WRITTEN EXERCISE — Could you transcribe every record below exactly as written, leaving out any pictures?

PROVIDED RECORDS —
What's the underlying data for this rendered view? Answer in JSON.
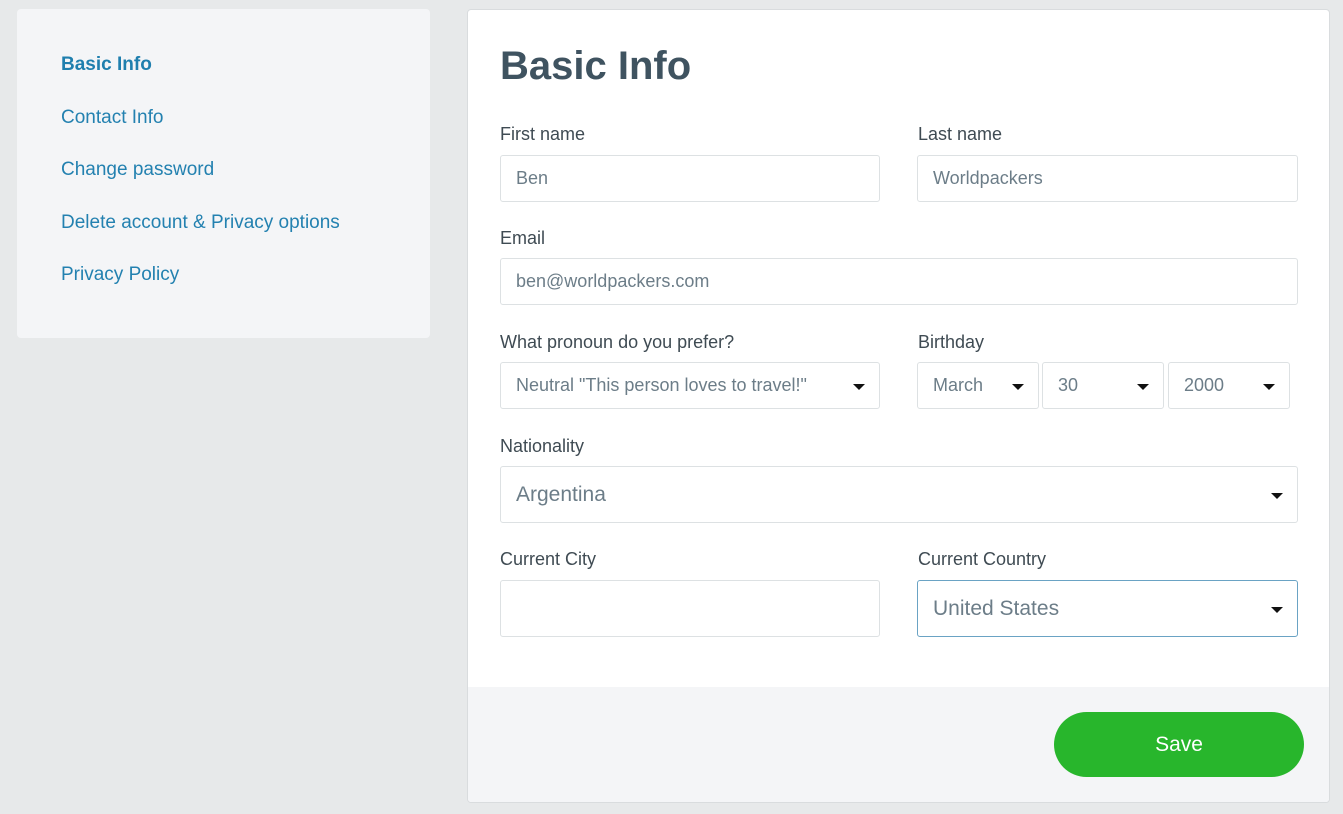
{
  "sidebar": {
    "items": [
      {
        "label": "Basic Info",
        "active": true
      },
      {
        "label": "Contact Info"
      },
      {
        "label": "Change password"
      },
      {
        "label": "Delete account & Privacy options"
      },
      {
        "label": "Privacy Policy"
      }
    ]
  },
  "form": {
    "title": "Basic Info",
    "first_name": {
      "label": "First name",
      "value": "Ben"
    },
    "last_name": {
      "label": "Last name",
      "value": "Worldpackers"
    },
    "email": {
      "label": "Email",
      "value": "ben@worldpackers.com"
    },
    "pronoun": {
      "label": "What pronoun do you prefer?",
      "value": "Neutral \"This person loves to travel!\""
    },
    "birthday": {
      "label": "Birthday",
      "month": "March",
      "day": "30",
      "year": "2000"
    },
    "nationality": {
      "label": "Nationality",
      "value": "Argentina"
    },
    "current_city": {
      "label": "Current City",
      "value": ""
    },
    "current_country": {
      "label": "Current Country",
      "value": "United States"
    }
  },
  "footer": {
    "save_label": "Save"
  },
  "colors": {
    "accent": "#2381b0",
    "save": "#28b62c",
    "title": "#3f5360"
  }
}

ANSWER TO THIS TASK —
What's the underlying data for this rendered view? Answer in JSON.
{
  "sidebar": {
    "items": [
      {
        "label": "Basic Info",
        "active": true
      },
      {
        "label": "Contact Info"
      },
      {
        "label": "Change password"
      },
      {
        "label": "Delete account & Privacy options"
      },
      {
        "label": "Privacy Policy"
      }
    ]
  },
  "form": {
    "title": "Basic Info",
    "first_name": {
      "label": "First name",
      "value": "Ben"
    },
    "last_name": {
      "label": "Last name",
      "value": "Worldpackers"
    },
    "email": {
      "label": "Email",
      "value": "ben@worldpackers.com"
    },
    "pronoun": {
      "label": "What pronoun do you prefer?",
      "value": "Neutral \"This person loves to travel!\""
    },
    "birthday": {
      "label": "Birthday",
      "month": "March",
      "day": "30",
      "year": "2000"
    },
    "nationality": {
      "label": "Nationality",
      "value": "Argentina"
    },
    "current_city": {
      "label": "Current City",
      "value": ""
    },
    "current_country": {
      "label": "Current Country",
      "value": "United States"
    }
  },
  "footer": {
    "save_label": "Save"
  },
  "colors": {
    "accent": "#2381b0",
    "save": "#28b62c",
    "title": "#3f5360"
  }
}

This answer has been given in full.